◆ **What the task requires**:
Wherever the word "negligence" appears in a line, extract that line.

[Stored items]
--- BEGIN ---
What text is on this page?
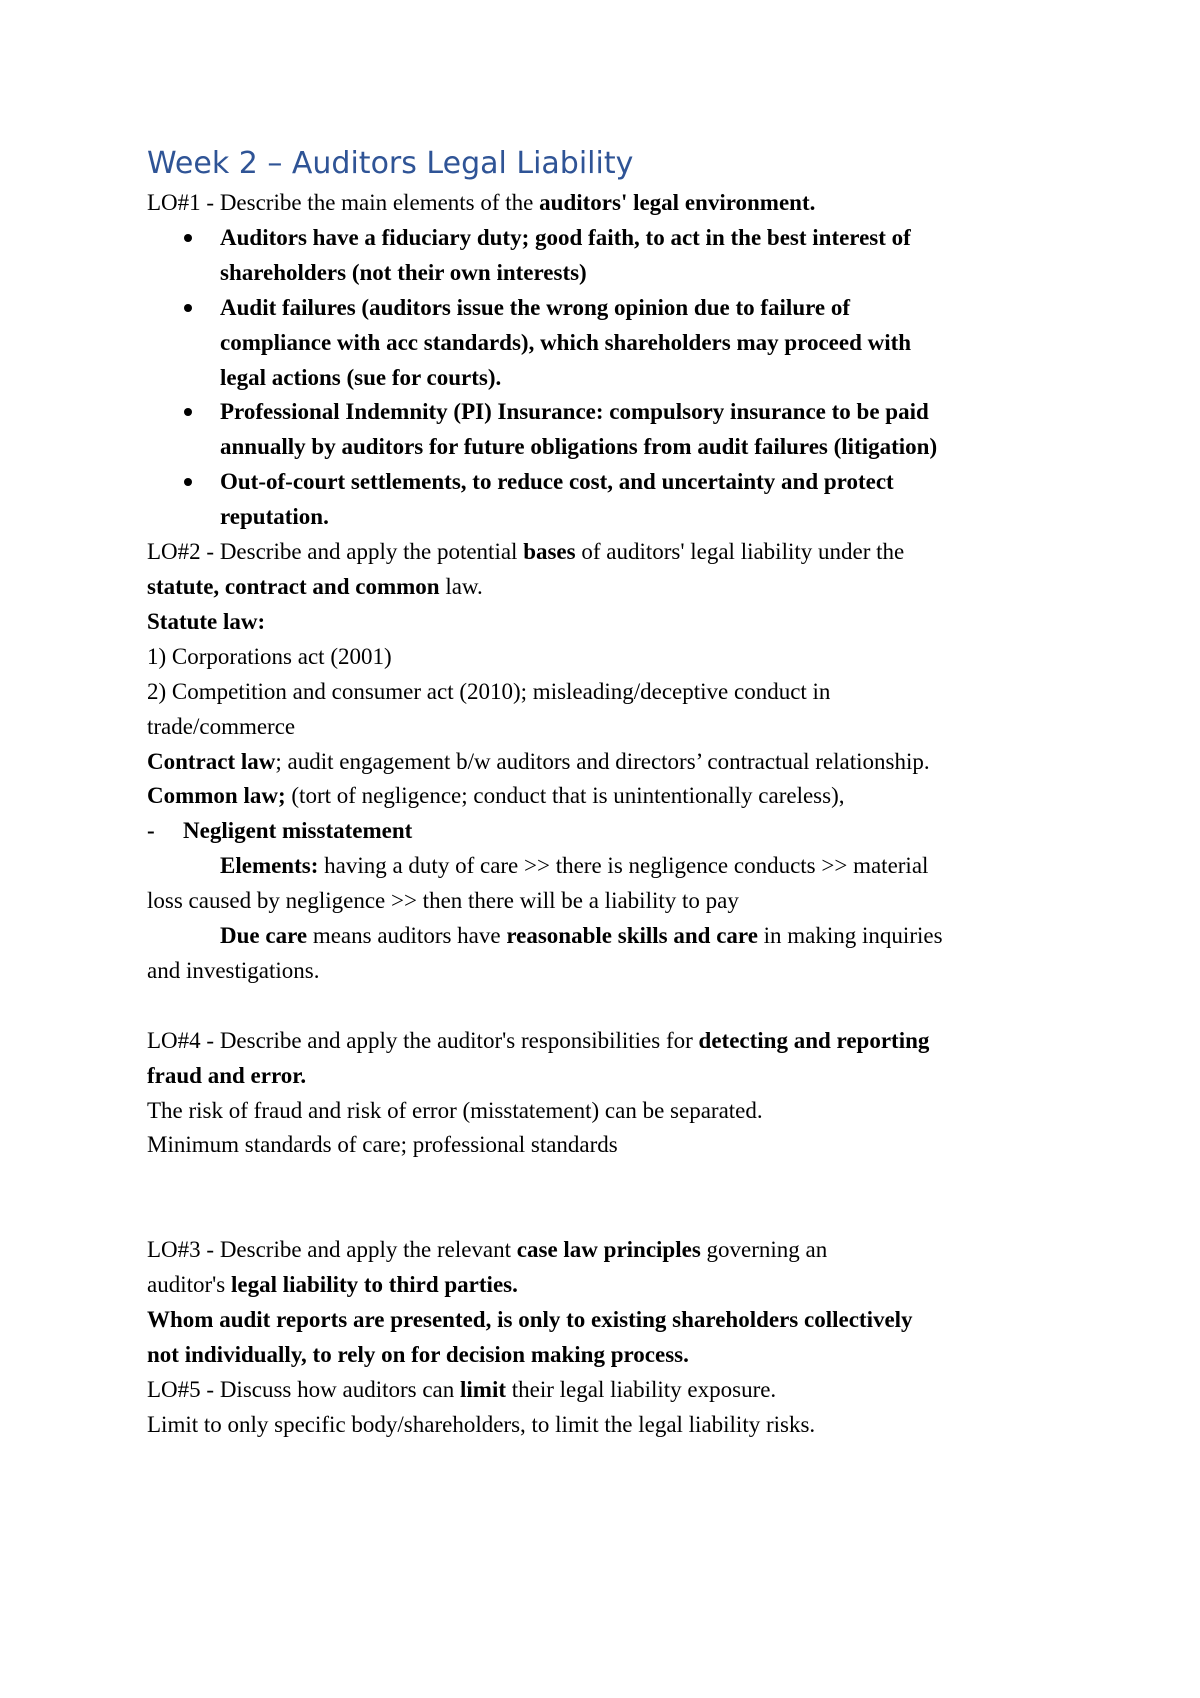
Week 2 – Auditors Legal Liability
LO#1 - Describe the main elements of the auditors' legal environment.
Auditors have a fiduciary duty; good faith, to act in the best interest of
shareholders (not their own interests)
Audit failures (auditors issue the wrong opinion due to failure of
compliance with acc standards), which shareholders may proceed with
legal actions (sue for courts).
Professional Indemnity (PI) Insurance: compulsory insurance to be paid
annually by auditors for future obligations from audit failures (litigation)
Out-of-court settlements, to reduce cost, and uncertainty and protect
reputation.
LO#2 - Describe and apply the potential bases of auditors' legal liability under the
statute, contract and common law.
Statute law:
1) Corporations act (2001)
2) Competition and consumer act (2010); misleading/deceptive conduct in
trade/commerce
Contract law; audit engagement b/w auditors and directors’ contractual relationship.
Common law; (tort of negligence; conduct that is unintentionally careless),
- Negligent misstatement
Elements: having a duty of care >> there is negligence conducts >> material
loss caused by negligence >> then there will be a liability to pay
Due care means auditors have reasonable skills and care in making inquiries
and investigations.
LO#4 - Describe and apply the auditor's responsibilities for detecting and reporting
fraud and error.
The risk of fraud and risk of error (misstatement) can be separated.
Minimum standards of care; professional standards
LO#3 - Describe and apply the relevant case law principles governing an
auditor's legal liability to third parties.
Whom audit reports are presented, is only to existing shareholders collectively
not individually, to rely on for decision making process.
LO#5 - Discuss how auditors can limit their legal liability exposure.
Limit to only specific body/shareholders, to limit the legal liability risks.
--- END ---
◆ **Exercise response**:
Common law; (tort of negligence; conduct that is unintentionally careless),
Elements: having a duty of care >> there is negligence conducts >> material
loss caused by negligence >> then there will be a liability to pay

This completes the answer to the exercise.